(Stored records)
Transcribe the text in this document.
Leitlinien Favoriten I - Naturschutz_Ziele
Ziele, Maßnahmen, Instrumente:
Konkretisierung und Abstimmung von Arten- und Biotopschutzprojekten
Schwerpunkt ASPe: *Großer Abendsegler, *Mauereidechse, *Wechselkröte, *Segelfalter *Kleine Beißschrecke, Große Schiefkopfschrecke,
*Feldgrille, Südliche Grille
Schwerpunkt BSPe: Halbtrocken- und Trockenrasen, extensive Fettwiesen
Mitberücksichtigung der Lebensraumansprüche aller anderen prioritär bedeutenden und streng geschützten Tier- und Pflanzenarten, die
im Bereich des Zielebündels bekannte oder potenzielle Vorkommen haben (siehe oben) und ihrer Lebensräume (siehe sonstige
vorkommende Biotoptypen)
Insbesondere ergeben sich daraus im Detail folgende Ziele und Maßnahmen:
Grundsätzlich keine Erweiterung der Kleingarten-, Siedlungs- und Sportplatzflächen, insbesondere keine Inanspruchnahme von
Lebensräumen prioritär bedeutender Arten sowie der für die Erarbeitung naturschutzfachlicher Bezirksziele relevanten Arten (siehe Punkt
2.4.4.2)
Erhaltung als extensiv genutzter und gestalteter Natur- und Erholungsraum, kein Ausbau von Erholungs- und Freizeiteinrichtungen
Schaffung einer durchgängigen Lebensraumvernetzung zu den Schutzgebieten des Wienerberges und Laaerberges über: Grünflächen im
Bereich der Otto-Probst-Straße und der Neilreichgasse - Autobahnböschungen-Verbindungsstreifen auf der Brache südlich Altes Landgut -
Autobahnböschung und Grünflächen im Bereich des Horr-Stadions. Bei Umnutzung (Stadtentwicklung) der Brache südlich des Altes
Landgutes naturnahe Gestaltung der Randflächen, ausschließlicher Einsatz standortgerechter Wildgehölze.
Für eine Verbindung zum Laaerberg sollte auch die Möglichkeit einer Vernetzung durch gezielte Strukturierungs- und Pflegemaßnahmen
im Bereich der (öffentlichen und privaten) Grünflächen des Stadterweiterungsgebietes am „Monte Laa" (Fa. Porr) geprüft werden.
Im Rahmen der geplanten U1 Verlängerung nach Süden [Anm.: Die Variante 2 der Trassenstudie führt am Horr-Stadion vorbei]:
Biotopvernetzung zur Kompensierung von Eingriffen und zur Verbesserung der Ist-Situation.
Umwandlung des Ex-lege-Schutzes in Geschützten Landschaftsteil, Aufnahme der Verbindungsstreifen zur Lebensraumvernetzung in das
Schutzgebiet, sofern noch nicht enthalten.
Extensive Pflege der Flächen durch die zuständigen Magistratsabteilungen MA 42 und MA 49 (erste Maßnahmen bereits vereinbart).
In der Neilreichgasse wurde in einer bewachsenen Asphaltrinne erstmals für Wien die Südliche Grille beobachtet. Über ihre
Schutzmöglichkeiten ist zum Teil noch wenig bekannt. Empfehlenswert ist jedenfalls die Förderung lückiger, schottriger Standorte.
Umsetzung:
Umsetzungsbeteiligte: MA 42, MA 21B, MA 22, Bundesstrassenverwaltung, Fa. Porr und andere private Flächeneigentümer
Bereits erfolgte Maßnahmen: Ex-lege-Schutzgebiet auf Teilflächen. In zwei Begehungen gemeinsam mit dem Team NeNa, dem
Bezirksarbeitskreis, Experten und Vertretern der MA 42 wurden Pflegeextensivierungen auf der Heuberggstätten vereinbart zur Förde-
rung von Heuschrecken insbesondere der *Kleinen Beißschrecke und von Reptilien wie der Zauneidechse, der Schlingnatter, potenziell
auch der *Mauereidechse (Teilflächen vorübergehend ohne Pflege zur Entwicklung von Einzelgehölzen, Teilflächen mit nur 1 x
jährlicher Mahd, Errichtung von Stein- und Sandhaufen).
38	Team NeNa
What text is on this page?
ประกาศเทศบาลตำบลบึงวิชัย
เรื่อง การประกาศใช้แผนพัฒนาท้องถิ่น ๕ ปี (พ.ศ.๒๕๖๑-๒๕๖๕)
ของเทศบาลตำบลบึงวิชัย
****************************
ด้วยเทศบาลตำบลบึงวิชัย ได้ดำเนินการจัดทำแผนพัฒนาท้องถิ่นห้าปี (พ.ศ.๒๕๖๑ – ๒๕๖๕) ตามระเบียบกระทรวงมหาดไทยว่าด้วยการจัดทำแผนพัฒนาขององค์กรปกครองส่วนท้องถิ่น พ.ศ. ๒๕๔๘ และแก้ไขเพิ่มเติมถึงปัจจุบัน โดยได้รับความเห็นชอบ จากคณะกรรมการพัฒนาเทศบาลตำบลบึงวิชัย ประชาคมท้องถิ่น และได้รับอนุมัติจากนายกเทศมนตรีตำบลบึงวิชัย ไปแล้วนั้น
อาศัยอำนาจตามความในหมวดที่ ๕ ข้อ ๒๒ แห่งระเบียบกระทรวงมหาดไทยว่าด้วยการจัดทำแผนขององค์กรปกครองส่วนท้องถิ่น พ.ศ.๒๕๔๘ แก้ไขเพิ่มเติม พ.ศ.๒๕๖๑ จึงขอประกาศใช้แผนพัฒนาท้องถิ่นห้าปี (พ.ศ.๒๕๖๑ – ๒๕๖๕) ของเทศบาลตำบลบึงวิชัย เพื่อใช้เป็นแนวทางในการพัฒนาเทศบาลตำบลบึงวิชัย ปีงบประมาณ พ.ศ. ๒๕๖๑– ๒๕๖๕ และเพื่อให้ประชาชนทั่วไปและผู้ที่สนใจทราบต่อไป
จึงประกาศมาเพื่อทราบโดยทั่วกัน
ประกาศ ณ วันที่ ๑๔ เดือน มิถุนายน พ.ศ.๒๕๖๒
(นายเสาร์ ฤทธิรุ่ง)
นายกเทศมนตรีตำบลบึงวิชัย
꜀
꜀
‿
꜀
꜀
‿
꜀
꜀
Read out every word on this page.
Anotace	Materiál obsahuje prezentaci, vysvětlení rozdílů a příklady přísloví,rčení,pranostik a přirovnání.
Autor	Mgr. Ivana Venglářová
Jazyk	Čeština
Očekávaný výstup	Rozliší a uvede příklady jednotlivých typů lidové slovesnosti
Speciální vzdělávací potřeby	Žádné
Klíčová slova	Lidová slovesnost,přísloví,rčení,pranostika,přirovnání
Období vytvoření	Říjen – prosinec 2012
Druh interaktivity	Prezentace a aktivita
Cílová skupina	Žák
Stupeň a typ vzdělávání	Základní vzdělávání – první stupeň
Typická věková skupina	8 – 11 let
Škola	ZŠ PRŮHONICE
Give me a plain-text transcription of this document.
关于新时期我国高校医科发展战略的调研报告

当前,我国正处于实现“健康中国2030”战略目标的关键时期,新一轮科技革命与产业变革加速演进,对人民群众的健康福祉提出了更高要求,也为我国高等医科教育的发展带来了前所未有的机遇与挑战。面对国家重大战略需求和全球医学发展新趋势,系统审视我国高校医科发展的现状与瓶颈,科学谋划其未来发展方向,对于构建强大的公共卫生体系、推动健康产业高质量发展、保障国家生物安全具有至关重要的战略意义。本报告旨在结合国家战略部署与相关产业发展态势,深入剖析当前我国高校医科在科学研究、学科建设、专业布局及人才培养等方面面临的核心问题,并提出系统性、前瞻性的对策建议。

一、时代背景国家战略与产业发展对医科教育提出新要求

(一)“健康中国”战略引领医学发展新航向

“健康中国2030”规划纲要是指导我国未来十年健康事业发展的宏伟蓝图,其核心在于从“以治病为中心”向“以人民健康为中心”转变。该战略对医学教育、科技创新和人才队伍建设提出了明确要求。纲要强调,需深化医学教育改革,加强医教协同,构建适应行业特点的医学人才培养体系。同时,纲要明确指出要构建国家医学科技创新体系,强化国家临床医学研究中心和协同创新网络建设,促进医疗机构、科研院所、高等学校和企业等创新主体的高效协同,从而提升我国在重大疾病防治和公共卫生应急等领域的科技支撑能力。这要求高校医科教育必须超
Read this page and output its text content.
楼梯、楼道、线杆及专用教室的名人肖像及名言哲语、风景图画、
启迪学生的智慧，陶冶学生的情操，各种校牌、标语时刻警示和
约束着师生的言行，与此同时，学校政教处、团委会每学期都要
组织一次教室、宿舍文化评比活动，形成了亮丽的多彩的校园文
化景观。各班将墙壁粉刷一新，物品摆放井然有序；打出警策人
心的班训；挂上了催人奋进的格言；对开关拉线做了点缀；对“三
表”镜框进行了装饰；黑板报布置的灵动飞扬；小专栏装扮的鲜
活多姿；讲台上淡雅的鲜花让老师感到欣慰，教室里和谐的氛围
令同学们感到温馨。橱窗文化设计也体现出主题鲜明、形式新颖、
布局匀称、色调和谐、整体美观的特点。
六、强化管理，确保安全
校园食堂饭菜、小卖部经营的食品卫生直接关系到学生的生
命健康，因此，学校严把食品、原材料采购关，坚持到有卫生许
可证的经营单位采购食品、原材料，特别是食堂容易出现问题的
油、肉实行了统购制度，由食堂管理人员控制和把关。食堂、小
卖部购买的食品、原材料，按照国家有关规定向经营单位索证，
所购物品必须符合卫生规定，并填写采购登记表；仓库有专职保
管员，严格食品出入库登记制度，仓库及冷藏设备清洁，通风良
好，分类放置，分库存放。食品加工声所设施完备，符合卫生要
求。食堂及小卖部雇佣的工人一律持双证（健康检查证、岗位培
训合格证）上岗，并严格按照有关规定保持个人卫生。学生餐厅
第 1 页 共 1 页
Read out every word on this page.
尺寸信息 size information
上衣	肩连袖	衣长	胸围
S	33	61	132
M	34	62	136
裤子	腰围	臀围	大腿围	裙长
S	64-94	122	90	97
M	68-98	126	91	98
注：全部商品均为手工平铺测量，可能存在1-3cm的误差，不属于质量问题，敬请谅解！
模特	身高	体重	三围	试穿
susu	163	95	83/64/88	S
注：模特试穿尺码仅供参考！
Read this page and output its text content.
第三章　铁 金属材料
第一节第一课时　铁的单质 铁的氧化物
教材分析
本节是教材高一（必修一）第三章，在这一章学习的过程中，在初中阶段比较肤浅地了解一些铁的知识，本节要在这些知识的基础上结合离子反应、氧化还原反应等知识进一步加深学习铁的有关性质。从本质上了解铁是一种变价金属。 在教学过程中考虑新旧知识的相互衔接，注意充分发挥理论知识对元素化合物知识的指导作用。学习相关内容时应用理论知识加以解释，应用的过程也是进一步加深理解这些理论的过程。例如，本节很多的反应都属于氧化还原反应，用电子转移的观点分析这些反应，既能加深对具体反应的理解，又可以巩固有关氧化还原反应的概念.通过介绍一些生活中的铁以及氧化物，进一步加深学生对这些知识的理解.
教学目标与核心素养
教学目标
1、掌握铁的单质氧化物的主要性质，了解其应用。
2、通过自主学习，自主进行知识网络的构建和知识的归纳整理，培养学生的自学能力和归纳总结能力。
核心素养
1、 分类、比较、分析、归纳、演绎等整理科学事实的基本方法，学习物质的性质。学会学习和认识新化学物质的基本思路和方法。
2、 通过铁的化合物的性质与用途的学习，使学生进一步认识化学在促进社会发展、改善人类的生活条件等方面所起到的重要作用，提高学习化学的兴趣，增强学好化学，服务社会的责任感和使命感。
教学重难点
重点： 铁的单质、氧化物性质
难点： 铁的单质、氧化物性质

▶ [Exercise]
Pick out every line of the listing containing the word "Grünflächen", and show those lines.

▶ [Worked answer]
Schaffung einer durchgängigen Lebensraumvernetzung zu den Schutzgebieten des Wienerberges und Laaerberges über: Grünflächen im
Autobahnböschung und Grünflächen im Bereich des Horr-Stadions. Bei Umnutzung (Stadtentwicklung) der Brache südlich des Altes
im Bereich der (öffentlichen und privaten) Grünflächen des Stadterweiterungsgebietes am „Monte Laa" (Fa. Porr) geprüft werden.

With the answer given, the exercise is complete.